(Data records)
------------------------------------------------------------

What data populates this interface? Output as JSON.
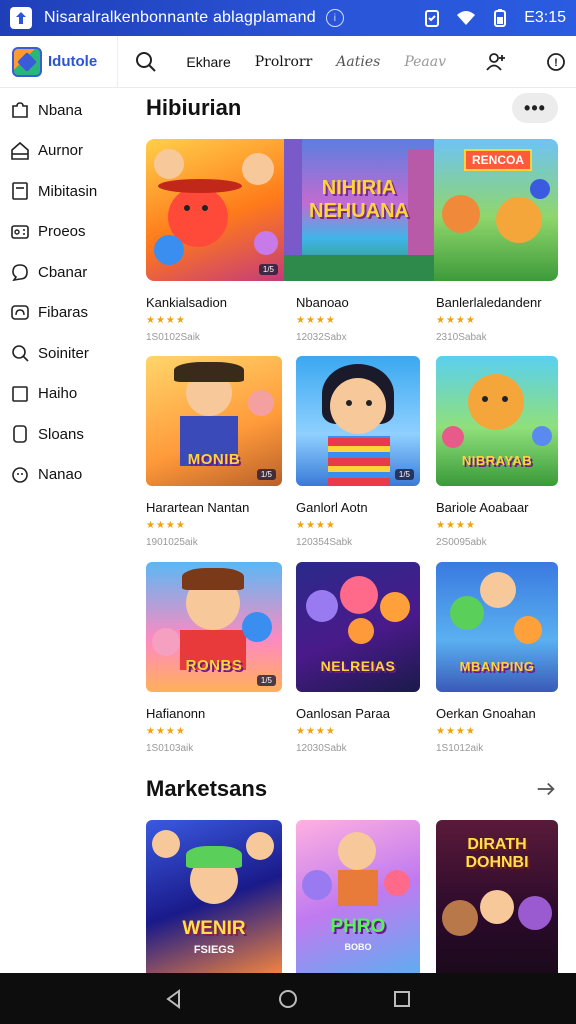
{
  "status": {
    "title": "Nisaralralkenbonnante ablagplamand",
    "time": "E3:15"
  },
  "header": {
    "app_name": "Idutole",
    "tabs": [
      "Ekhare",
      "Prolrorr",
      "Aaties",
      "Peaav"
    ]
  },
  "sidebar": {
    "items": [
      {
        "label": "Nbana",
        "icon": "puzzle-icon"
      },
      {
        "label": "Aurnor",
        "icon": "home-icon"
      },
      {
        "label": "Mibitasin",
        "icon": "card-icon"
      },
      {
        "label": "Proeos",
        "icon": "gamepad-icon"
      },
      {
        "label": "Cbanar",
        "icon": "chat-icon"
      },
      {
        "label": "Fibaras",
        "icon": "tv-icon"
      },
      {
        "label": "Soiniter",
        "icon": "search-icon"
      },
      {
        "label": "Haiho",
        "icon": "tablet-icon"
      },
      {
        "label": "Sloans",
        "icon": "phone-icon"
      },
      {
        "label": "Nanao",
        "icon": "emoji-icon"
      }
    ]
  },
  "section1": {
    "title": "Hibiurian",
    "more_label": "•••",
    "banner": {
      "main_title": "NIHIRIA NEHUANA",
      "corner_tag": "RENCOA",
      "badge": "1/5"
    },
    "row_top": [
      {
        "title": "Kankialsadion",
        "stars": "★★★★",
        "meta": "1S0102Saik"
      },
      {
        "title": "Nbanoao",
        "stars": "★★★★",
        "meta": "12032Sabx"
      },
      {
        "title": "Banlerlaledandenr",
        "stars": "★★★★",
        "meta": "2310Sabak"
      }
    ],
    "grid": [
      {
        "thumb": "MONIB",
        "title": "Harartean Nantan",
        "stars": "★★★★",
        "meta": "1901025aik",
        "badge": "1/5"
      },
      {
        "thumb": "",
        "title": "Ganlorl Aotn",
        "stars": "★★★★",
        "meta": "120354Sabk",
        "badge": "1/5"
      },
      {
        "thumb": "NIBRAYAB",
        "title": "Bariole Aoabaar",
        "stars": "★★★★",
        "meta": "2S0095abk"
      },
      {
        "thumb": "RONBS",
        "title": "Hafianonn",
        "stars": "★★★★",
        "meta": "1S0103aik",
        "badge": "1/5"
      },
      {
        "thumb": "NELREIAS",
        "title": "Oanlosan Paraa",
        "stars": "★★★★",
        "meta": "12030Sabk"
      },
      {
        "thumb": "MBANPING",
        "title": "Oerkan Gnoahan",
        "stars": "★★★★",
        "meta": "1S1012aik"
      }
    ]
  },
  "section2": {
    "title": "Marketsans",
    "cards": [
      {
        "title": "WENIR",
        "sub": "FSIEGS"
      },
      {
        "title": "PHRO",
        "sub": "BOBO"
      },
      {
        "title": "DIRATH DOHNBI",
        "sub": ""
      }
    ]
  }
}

------------------------------------------------------------

**Given request:** Give back each entry exactly as it appears, with no pictures.

**Written response:**
What data populates this interface? Output as JSON.
{
  "status": {
    "title": "Nisaralralkenbonnante ablagplamand",
    "time": "E3:15"
  },
  "header": {
    "app_name": "Idutole",
    "tabs": [
      "Ekhare",
      "Prolrorr",
      "Aaties",
      "Peaav"
    ]
  },
  "sidebar": {
    "items": [
      {
        "label": "Nbana",
        "icon": "puzzle-icon"
      },
      {
        "label": "Aurnor",
        "icon": "home-icon"
      },
      {
        "label": "Mibitasin",
        "icon": "card-icon"
      },
      {
        "label": "Proeos",
        "icon": "gamepad-icon"
      },
      {
        "label": "Cbanar",
        "icon": "chat-icon"
      },
      {
        "label": "Fibaras",
        "icon": "tv-icon"
      },
      {
        "label": "Soiniter",
        "icon": "search-icon"
      },
      {
        "label": "Haiho",
        "icon": "tablet-icon"
      },
      {
        "label": "Sloans",
        "icon": "phone-icon"
      },
      {
        "label": "Nanao",
        "icon": "emoji-icon"
      }
    ]
  },
  "section1": {
    "title": "Hibiurian",
    "more_label": "•••",
    "banner": {
      "main_title": "NIHIRIA NEHUANA",
      "corner_tag": "RENCOA",
      "badge": "1/5"
    },
    "row_top": [
      {
        "title": "Kankialsadion",
        "stars": "★★★★",
        "meta": "1S0102Saik"
      },
      {
        "title": "Nbanoao",
        "stars": "★★★★",
        "meta": "12032Sabx"
      },
      {
        "title": "Banlerlaledandenr",
        "stars": "★★★★",
        "meta": "2310Sabak"
      }
    ],
    "grid": [
      {
        "thumb": "MONIB",
        "title": "Harartean Nantan",
        "stars": "★★★★",
        "meta": "1901025aik",
        "badge": "1/5"
      },
      {
        "thumb": "",
        "title": "Ganlorl Aotn",
        "stars": "★★★★",
        "meta": "120354Sabk",
        "badge": "1/5"
      },
      {
        "thumb": "NIBRAYAB",
        "title": "Bariole Aoabaar",
        "stars": "★★★★",
        "meta": "2S0095abk"
      },
      {
        "thumb": "RONBS",
        "title": "Hafianonn",
        "stars": "★★★★",
        "meta": "1S0103aik",
        "badge": "1/5"
      },
      {
        "thumb": "NELREIAS",
        "title": "Oanlosan Paraa",
        "stars": "★★★★",
        "meta": "12030Sabk"
      },
      {
        "thumb": "MBANPING",
        "title": "Oerkan Gnoahan",
        "stars": "★★★★",
        "meta": "1S1012aik"
      }
    ]
  },
  "section2": {
    "title": "Marketsans",
    "cards": [
      {
        "title": "WENIR",
        "sub": "FSIEGS"
      },
      {
        "title": "PHRO",
        "sub": "BOBO"
      },
      {
        "title": "DIRATH DOHNBI",
        "sub": ""
      }
    ]
  }
}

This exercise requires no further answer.